▶ Direction: Will you transcribe all the entries word for word, skipping the pictures they hold?

Rows from a figure dataset:

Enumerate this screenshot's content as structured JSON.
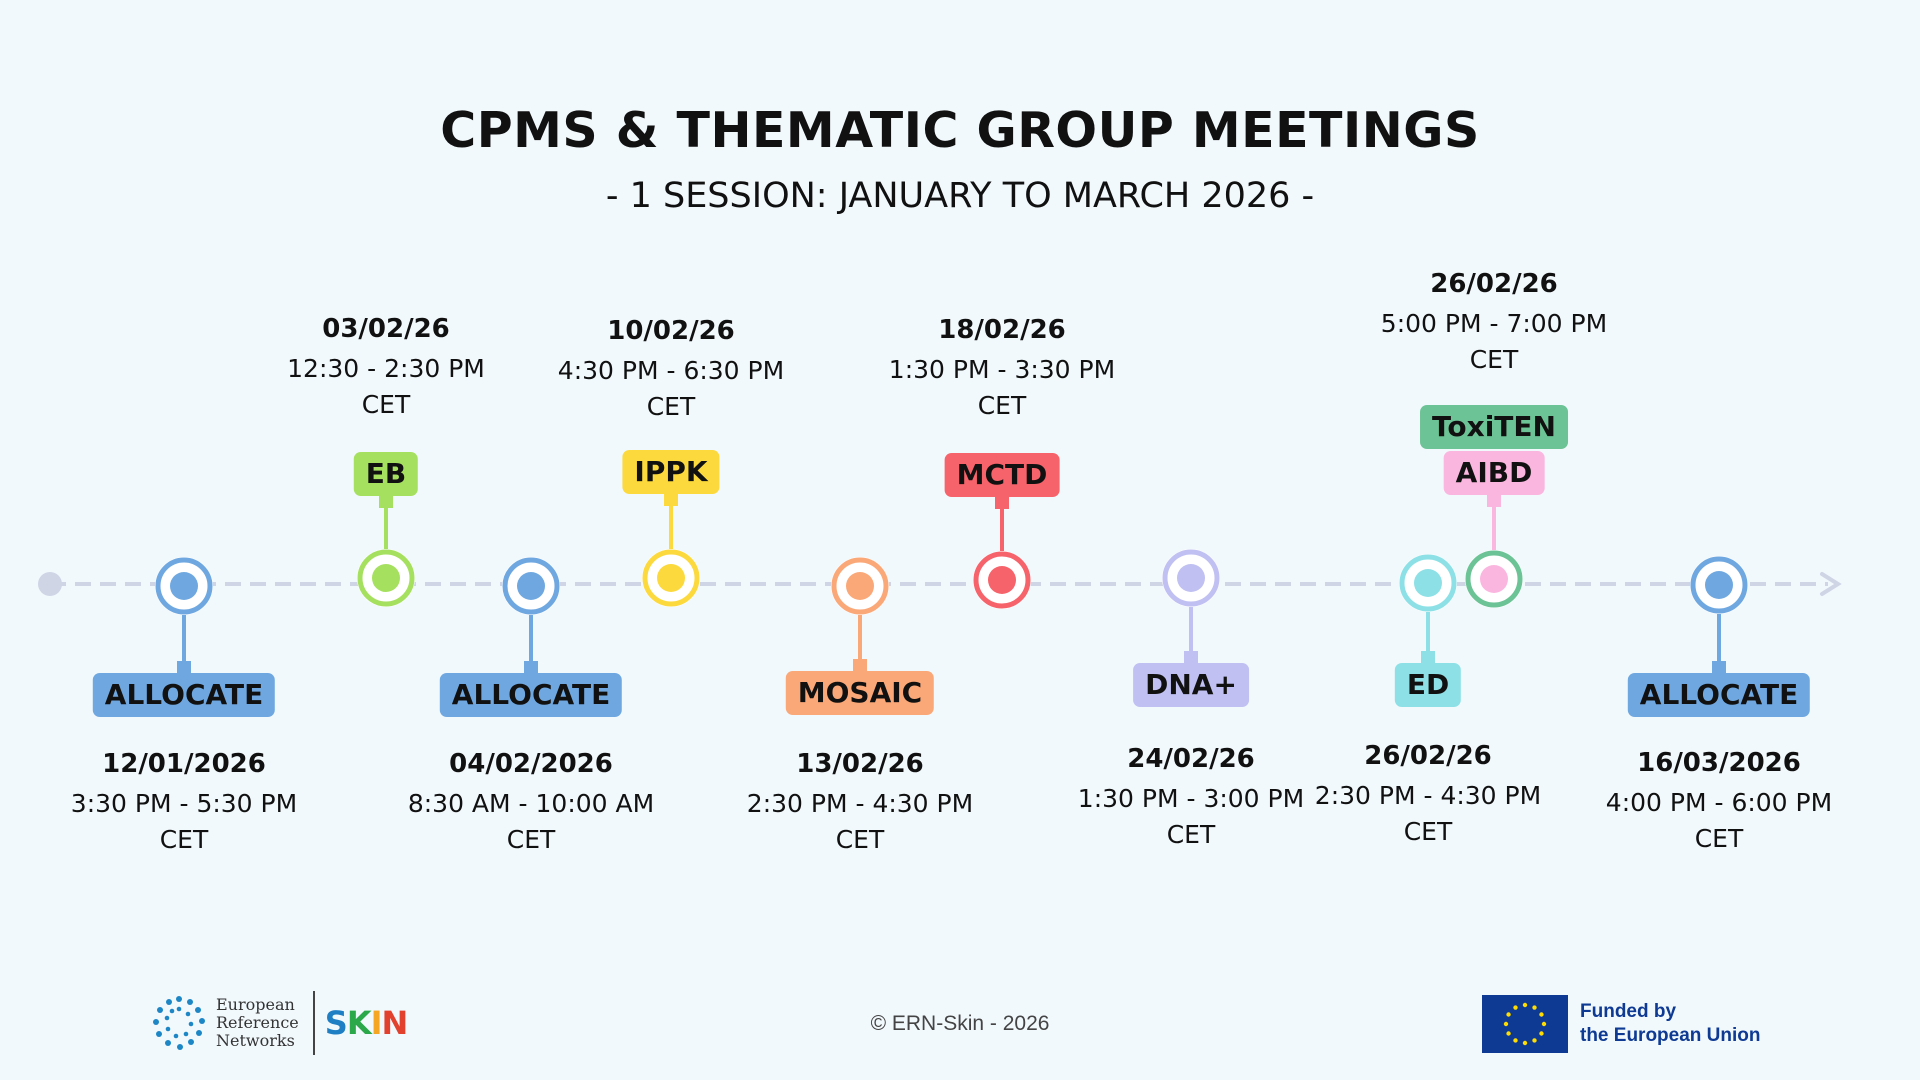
{
  "header": {
    "title": "CPMS & THEMATIC GROUP MEETINGS",
    "subtitle": "- 1 SESSION: JANUARY TO MARCH 2026 -"
  },
  "events": [
    {
      "id": "allocate-1",
      "label": "ALLOCATE",
      "color": "#6fa8e0",
      "dot": "#6fa8e0",
      "side": "below",
      "date": "12/01/2026",
      "time": "3:30 PM - 5:30 PM",
      "zone": "CET"
    },
    {
      "id": "eb",
      "label": "EB",
      "color": "#a6e05f",
      "dot": "#a6e05f",
      "side": "above",
      "date": "03/02/26",
      "time": "12:30 - 2:30 PM",
      "zone": "CET"
    },
    {
      "id": "allocate-2",
      "label": "ALLOCATE",
      "color": "#6fa8e0",
      "dot": "#6fa8e0",
      "side": "below",
      "date": "04/02/2026",
      "time": "8:30 AM - 10:00 AM",
      "zone": "CET"
    },
    {
      "id": "ippk",
      "label": "IPPK",
      "color": "#fcd93c",
      "dot": "#fcd93c",
      "side": "above",
      "date": "10/02/26",
      "time": "4:30 PM - 6:30 PM",
      "zone": "CET"
    },
    {
      "id": "mosaic",
      "label": "MOSAIC",
      "color": "#fba878",
      "dot": "#fba878",
      "side": "below",
      "date": "13/02/26",
      "time": "2:30 PM - 4:30 PM",
      "zone": "CET"
    },
    {
      "id": "mctd",
      "label": "MCTD",
      "color": "#f6636a",
      "dot": "#f6636a",
      "side": "above",
      "date": "18/02/26",
      "time": "1:30 PM - 3:30 PM",
      "zone": "CET"
    },
    {
      "id": "dna",
      "label": "DNA+",
      "color": "#c0c0f2",
      "dot": "#c0c0f2",
      "side": "below",
      "date": "24/02/26",
      "time": "1:30 PM - 3:00 PM",
      "zone": "CET"
    },
    {
      "id": "ed",
      "label": "ED",
      "color": "#8de1e6",
      "dot": "#8de1e6",
      "side": "below",
      "date": "26/02/26",
      "time": "2:30 PM - 4:30 PM",
      "zone": "CET"
    },
    {
      "id": "aibd-toxiten",
      "label": "AIBD",
      "label2": "ToxiTEN",
      "color": "#fbb6df",
      "color2": "#6cc395",
      "dot": "#fbb6df",
      "side": "above",
      "date": "26/02/26",
      "time": "5:00 PM - 7:00 PM",
      "zone": "CET"
    },
    {
      "id": "allocate-3",
      "label": "ALLOCATE",
      "color": "#6fa8e0",
      "dot": "#6fa8e0",
      "side": "below",
      "date": "16/03/2026",
      "time": "4:00 PM - 6:00 PM",
      "zone": "CET"
    }
  ],
  "footer": {
    "ern_line1": "European",
    "ern_line2": "Reference",
    "ern_line3": "Networks",
    "skin_logo": "SKIN",
    "copyright": "© ERN-Skin - 2026",
    "funded_line1": "Funded by",
    "funded_line2": "the European Union"
  }
}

▶ Task solution:
Enumerate this screenshot's content as structured JSON.
{
  "header": {
    "title": "CPMS & THEMATIC GROUP MEETINGS",
    "subtitle": "- 1 SESSION: JANUARY TO MARCH 2026 -"
  },
  "events": [
    {
      "id": "allocate-1",
      "label": "ALLOCATE",
      "color": "#6fa8e0",
      "dot": "#6fa8e0",
      "side": "below",
      "date": "12/01/2026",
      "time": "3:30 PM - 5:30 PM",
      "zone": "CET"
    },
    {
      "id": "eb",
      "label": "EB",
      "color": "#a6e05f",
      "dot": "#a6e05f",
      "side": "above",
      "date": "03/02/26",
      "time": "12:30 - 2:30 PM",
      "zone": "CET"
    },
    {
      "id": "allocate-2",
      "label": "ALLOCATE",
      "color": "#6fa8e0",
      "dot": "#6fa8e0",
      "side": "below",
      "date": "04/02/2026",
      "time": "8:30 AM - 10:00 AM",
      "zone": "CET"
    },
    {
      "id": "ippk",
      "label": "IPPK",
      "color": "#fcd93c",
      "dot": "#fcd93c",
      "side": "above",
      "date": "10/02/26",
      "time": "4:30 PM - 6:30 PM",
      "zone": "CET"
    },
    {
      "id": "mosaic",
      "label": "MOSAIC",
      "color": "#fba878",
      "dot": "#fba878",
      "side": "below",
      "date": "13/02/26",
      "time": "2:30 PM - 4:30 PM",
      "zone": "CET"
    },
    {
      "id": "mctd",
      "label": "MCTD",
      "color": "#f6636a",
      "dot": "#f6636a",
      "side": "above",
      "date": "18/02/26",
      "time": "1:30 PM - 3:30 PM",
      "zone": "CET"
    },
    {
      "id": "dna",
      "label": "DNA+",
      "color": "#c0c0f2",
      "dot": "#c0c0f2",
      "side": "below",
      "date": "24/02/26",
      "time": "1:30 PM - 3:00 PM",
      "zone": "CET"
    },
    {
      "id": "ed",
      "label": "ED",
      "color": "#8de1e6",
      "dot": "#8de1e6",
      "side": "below",
      "date": "26/02/26",
      "time": "2:30 PM - 4:30 PM",
      "zone": "CET"
    },
    {
      "id": "aibd-toxiten",
      "label": "AIBD",
      "label2": "ToxiTEN",
      "color": "#fbb6df",
      "color2": "#6cc395",
      "dot": "#fbb6df",
      "side": "above",
      "date": "26/02/26",
      "time": "5:00 PM - 7:00 PM",
      "zone": "CET"
    },
    {
      "id": "allocate-3",
      "label": "ALLOCATE",
      "color": "#6fa8e0",
      "dot": "#6fa8e0",
      "side": "below",
      "date": "16/03/2026",
      "time": "4:00 PM - 6:00 PM",
      "zone": "CET"
    }
  ],
  "footer": {
    "ern_line1": "European",
    "ern_line2": "Reference",
    "ern_line3": "Networks",
    "skin_logo": "SKIN",
    "copyright": "© ERN-Skin - 2026",
    "funded_line1": "Funded by",
    "funded_line2": "the European Union"
  }
}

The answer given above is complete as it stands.